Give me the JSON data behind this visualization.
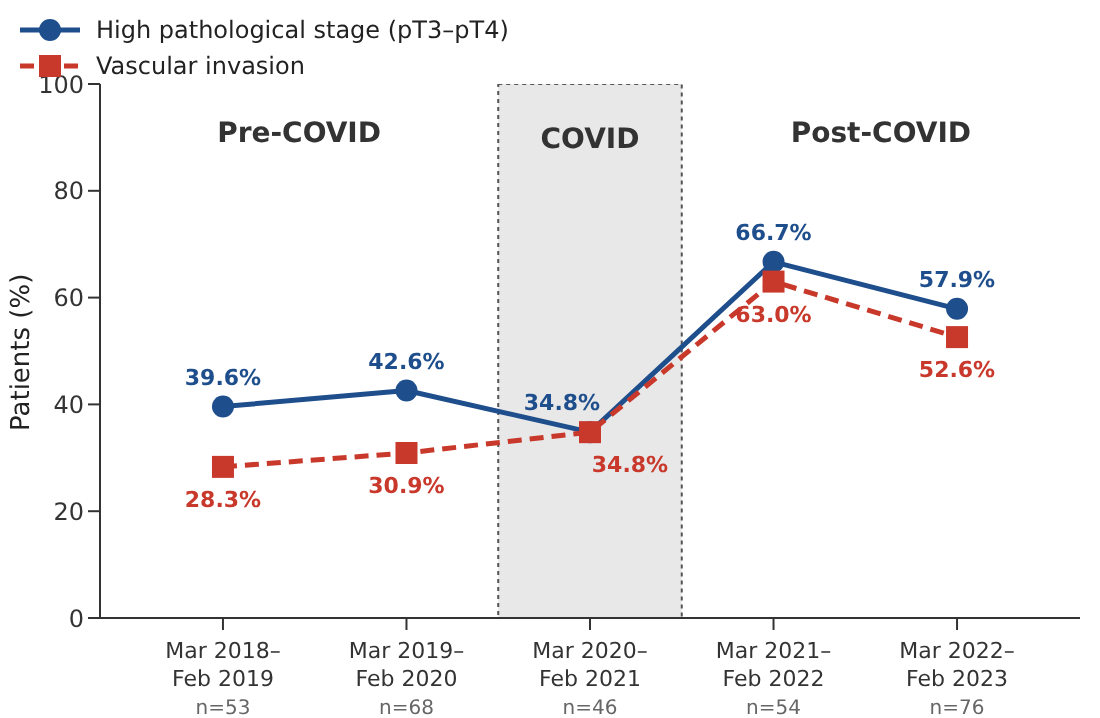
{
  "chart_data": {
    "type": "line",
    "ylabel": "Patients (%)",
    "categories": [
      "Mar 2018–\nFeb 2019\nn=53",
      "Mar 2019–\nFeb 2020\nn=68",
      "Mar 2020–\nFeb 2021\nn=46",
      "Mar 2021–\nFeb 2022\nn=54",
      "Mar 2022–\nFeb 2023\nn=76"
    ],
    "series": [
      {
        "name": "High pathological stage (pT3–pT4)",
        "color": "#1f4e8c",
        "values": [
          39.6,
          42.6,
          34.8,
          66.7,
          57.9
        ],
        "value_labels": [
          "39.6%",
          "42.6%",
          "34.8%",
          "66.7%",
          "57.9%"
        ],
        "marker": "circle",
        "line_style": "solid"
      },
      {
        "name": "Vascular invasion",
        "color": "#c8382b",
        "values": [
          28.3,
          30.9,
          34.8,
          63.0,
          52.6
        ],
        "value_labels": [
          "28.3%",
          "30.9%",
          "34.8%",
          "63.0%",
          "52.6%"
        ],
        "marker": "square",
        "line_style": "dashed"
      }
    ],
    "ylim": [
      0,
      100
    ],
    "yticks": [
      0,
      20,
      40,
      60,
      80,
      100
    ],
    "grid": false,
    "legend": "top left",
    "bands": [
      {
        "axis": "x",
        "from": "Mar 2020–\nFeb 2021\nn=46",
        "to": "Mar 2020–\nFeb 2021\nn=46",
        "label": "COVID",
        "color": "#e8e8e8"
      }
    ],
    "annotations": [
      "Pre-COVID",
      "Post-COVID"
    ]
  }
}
----------------
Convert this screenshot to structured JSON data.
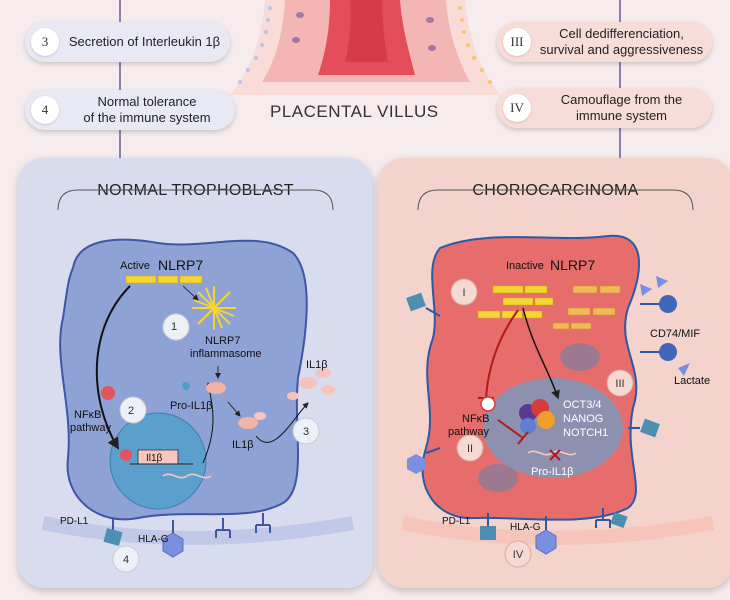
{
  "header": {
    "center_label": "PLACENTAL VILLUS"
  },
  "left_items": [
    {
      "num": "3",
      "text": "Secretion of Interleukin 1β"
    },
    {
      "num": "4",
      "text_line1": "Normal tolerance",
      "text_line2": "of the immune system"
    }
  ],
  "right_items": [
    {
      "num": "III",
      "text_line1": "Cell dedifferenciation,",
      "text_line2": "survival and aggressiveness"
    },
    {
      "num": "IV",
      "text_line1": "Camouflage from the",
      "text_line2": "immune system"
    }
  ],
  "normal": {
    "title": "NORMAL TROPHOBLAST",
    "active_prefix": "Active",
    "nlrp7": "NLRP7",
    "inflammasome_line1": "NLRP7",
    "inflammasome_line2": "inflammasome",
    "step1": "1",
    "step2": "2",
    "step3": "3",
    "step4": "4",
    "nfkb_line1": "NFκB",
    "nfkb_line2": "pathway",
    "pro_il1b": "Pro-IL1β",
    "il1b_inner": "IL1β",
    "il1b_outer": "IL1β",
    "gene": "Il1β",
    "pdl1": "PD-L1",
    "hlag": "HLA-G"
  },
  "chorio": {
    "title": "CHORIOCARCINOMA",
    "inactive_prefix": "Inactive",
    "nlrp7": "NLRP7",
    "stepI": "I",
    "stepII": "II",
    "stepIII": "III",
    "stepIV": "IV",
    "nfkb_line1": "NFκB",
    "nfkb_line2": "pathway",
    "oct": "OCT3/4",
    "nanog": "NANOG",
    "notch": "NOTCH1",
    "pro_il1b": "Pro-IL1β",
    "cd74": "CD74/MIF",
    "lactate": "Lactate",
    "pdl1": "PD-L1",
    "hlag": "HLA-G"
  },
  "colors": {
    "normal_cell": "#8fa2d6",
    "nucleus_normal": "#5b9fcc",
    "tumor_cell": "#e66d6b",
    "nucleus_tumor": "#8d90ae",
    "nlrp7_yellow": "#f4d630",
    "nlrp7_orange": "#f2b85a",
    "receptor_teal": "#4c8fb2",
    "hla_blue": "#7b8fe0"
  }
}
----------------
- **Exercise requirements**:
The lines you need are those containing "system"; find them in the records and copy them.

- **Reply**:
      "text_line2": "of the immune system"
      "text_line2": "immune system"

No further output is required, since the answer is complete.